Records from a data source:
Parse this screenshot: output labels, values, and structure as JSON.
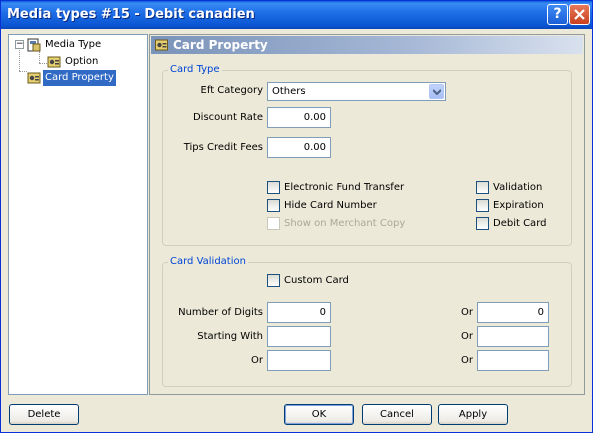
{
  "window": {
    "title": "Media types #15 - Debit canadien"
  },
  "tree": {
    "items": [
      {
        "label": "Media Type"
      },
      {
        "label": "Option"
      },
      {
        "label": "Card Property"
      }
    ]
  },
  "panel": {
    "header": "Card Property",
    "card_type": {
      "title": "Card Type",
      "eft_category_label": "Eft Category",
      "eft_category_value": "Others",
      "discount_rate_label": "Discount Rate",
      "discount_rate_value": "0.00",
      "tips_credit_fees_label": "Tips Credit Fees",
      "tips_credit_fees_value": "0.00",
      "checkboxes": [
        {
          "label": "Electronic Fund Transfer"
        },
        {
          "label": "Hide Card Number"
        },
        {
          "label": "Show on Merchant Copy"
        },
        {
          "label": "Validation"
        },
        {
          "label": "Expiration"
        },
        {
          "label": "Debit Card"
        }
      ]
    },
    "card_validation": {
      "title": "Card Validation",
      "custom_card_label": "Custom Card",
      "number_of_digits_label": "Number of Digits",
      "number_of_digits_value": "0",
      "or_label": "Or",
      "number_of_digits_or_value": "0",
      "starting_with_label": "Starting With",
      "starting_with_value": "",
      "starting_with_or_value": "",
      "or_row_value": "",
      "or_row_or_value": ""
    }
  },
  "buttons": {
    "delete": "Delete",
    "ok": "OK",
    "cancel": "Cancel",
    "apply": "Apply"
  },
  "colors": {
    "titlebar": "#0b55d2",
    "selection": "#316ac5",
    "group_title": "#0046d5"
  },
  "icons": [
    "help-icon",
    "close-icon",
    "tree-expand-icon",
    "media-type-icon",
    "option-icon",
    "card-property-icon",
    "dropdown-arrow-icon"
  ]
}
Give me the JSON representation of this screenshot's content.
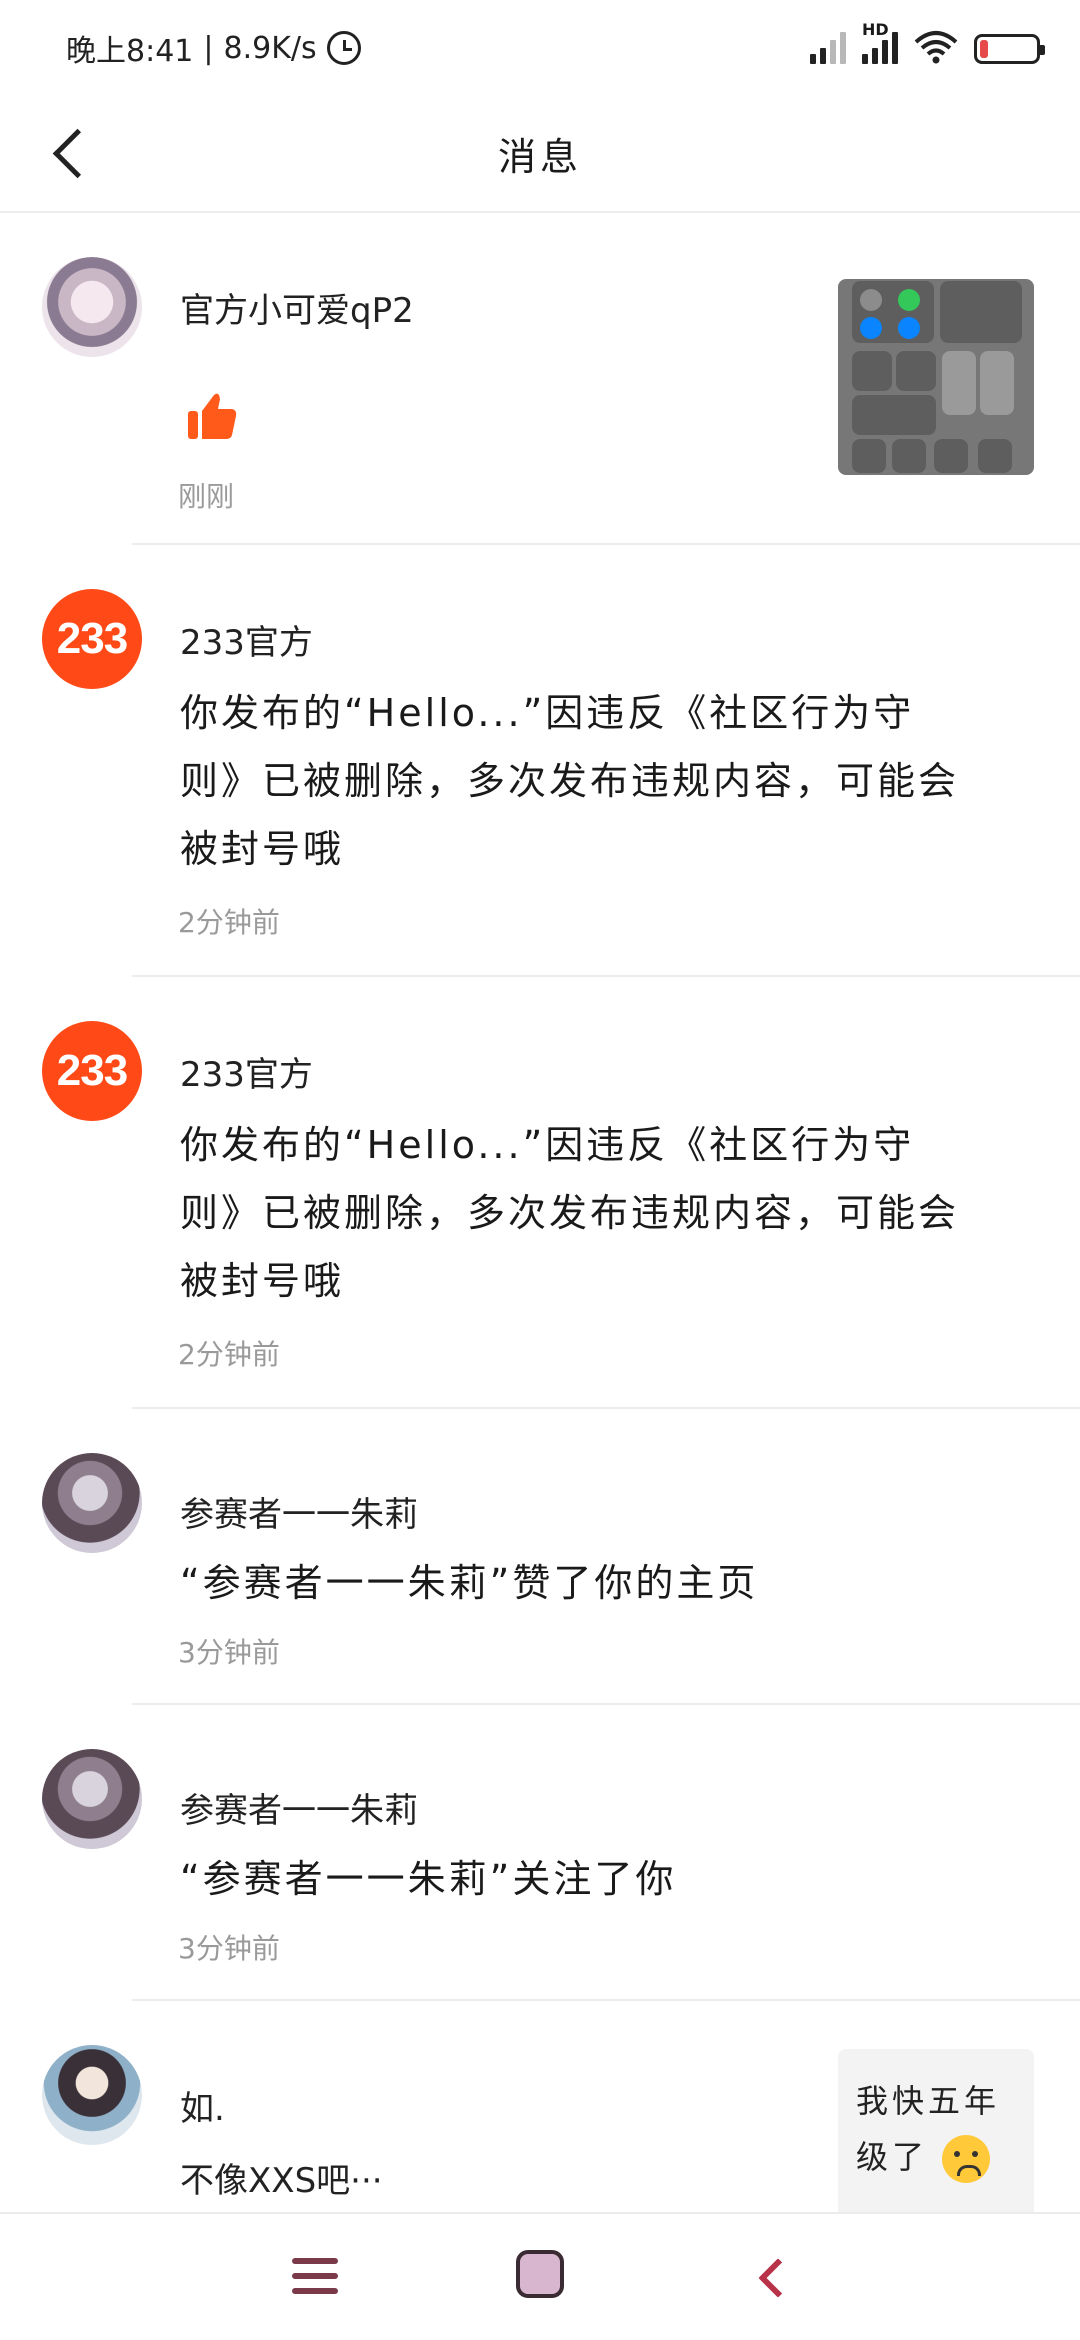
{
  "status_bar": {
    "time": "晚上8:41",
    "net_speed": "8.9K/s",
    "network_label": "HD",
    "battery_level": 0.15
  },
  "header": {
    "back_icon": "back-arrow-icon",
    "title": "消息"
  },
  "messages": [
    {
      "name": "官方小可爱qP2",
      "avatar": "anime-girl-avatar",
      "content_icon": "thumbs-up-icon",
      "time": "刚刚",
      "preview_type": "control-center-screenshot"
    },
    {
      "name": "233官方",
      "avatar_text": "233",
      "text": "你发布的“Hello...”因违反《社区行为守则》已被删除，多次发布违规内容，可能会被封号哦",
      "time": "2分钟前"
    },
    {
      "name": "233官方",
      "avatar_text": "233",
      "text": "你发布的“Hello...”因违反《社区行为守则》已被删除，多次发布违规内容，可能会被封号哦",
      "time": "2分钟前"
    },
    {
      "name": "参赛者一一朱莉",
      "text": "“参赛者一一朱莉”赞了你的主页",
      "time": "3分钟前"
    },
    {
      "name": "参赛者一一朱莉",
      "text": "“参赛者一一朱莉”关注了你",
      "time": "3分钟前"
    },
    {
      "name": "如.",
      "text": "不像XXS吧···",
      "preview_text": "我快五年级了"
    }
  ],
  "navbar": {
    "menu_icon": "menu-icon",
    "home_icon": "home-icon",
    "back_icon": "back-icon"
  },
  "colors": {
    "brand_orange": "#ff4a17",
    "thumb_orange": "#ff5a1a"
  }
}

**SET TASK**
Every entry above needs to be retyped exactly; drop the pictures.

**TASK RESPONSE**
Parse this screenshot: output labels, values, and structure as JSON.
{
  "window": {
    "title": "Media types #15 - Debit canadien"
  },
  "tree": {
    "items": [
      {
        "label": "Media Type"
      },
      {
        "label": "Option"
      },
      {
        "label": "Card Property"
      }
    ]
  },
  "panel": {
    "header": "Card Property",
    "card_type": {
      "title": "Card Type",
      "eft_category_label": "Eft Category",
      "eft_category_value": "Others",
      "discount_rate_label": "Discount Rate",
      "discount_rate_value": "0.00",
      "tips_credit_fees_label": "Tips Credit Fees",
      "tips_credit_fees_value": "0.00",
      "checkboxes": [
        {
          "label": "Electronic Fund Transfer"
        },
        {
          "label": "Hide Card Number"
        },
        {
          "label": "Show on Merchant Copy"
        },
        {
          "label": "Validation"
        },
        {
          "label": "Expiration"
        },
        {
          "label": "Debit Card"
        }
      ]
    },
    "card_validation": {
      "title": "Card Validation",
      "custom_card_label": "Custom Card",
      "number_of_digits_label": "Number of Digits",
      "number_of_digits_value": "0",
      "or_label": "Or",
      "number_of_digits_or_value": "0",
      "starting_with_label": "Starting With",
      "starting_with_value": "",
      "starting_with_or_value": "",
      "or_row_value": "",
      "or_row_or_value": ""
    }
  },
  "buttons": {
    "delete": "Delete",
    "ok": "OK",
    "cancel": "Cancel",
    "apply": "Apply"
  },
  "colors": {
    "titlebar": "#0b55d2",
    "selection": "#316ac5",
    "group_title": "#0046d5"
  },
  "icons": [
    "help-icon",
    "close-icon",
    "tree-expand-icon",
    "media-type-icon",
    "option-icon",
    "card-property-icon",
    "dropdown-arrow-icon"
  ]
}
Give me the JSON representation of this screenshot's content.
{
  "status_bar": {
    "time": "晚上8:41",
    "net_speed": "8.9K/s",
    "network_label": "HD",
    "battery_level": 0.15
  },
  "header": {
    "back_icon": "back-arrow-icon",
    "title": "消息"
  },
  "messages": [
    {
      "name": "官方小可爱qP2",
      "avatar": "anime-girl-avatar",
      "content_icon": "thumbs-up-icon",
      "time": "刚刚",
      "preview_type": "control-center-screenshot"
    },
    {
      "name": "233官方",
      "avatar_text": "233",
      "text": "你发布的“Hello...”因违反《社区行为守则》已被删除，多次发布违规内容，可能会被封号哦",
      "time": "2分钟前"
    },
    {
      "name": "233官方",
      "avatar_text": "233",
      "text": "你发布的“Hello...”因违反《社区行为守则》已被删除，多次发布违规内容，可能会被封号哦",
      "time": "2分钟前"
    },
    {
      "name": "参赛者一一朱莉",
      "text": "“参赛者一一朱莉”赞了你的主页",
      "time": "3分钟前"
    },
    {
      "name": "参赛者一一朱莉",
      "text": "“参赛者一一朱莉”关注了你",
      "time": "3分钟前"
    },
    {
      "name": "如.",
      "text": "不像XXS吧···",
      "preview_text": "我快五年级了"
    }
  ],
  "navbar": {
    "menu_icon": "menu-icon",
    "home_icon": "home-icon",
    "back_icon": "back-icon"
  },
  "colors": {
    "brand_orange": "#ff4a17",
    "thumb_orange": "#ff5a1a"
  }
}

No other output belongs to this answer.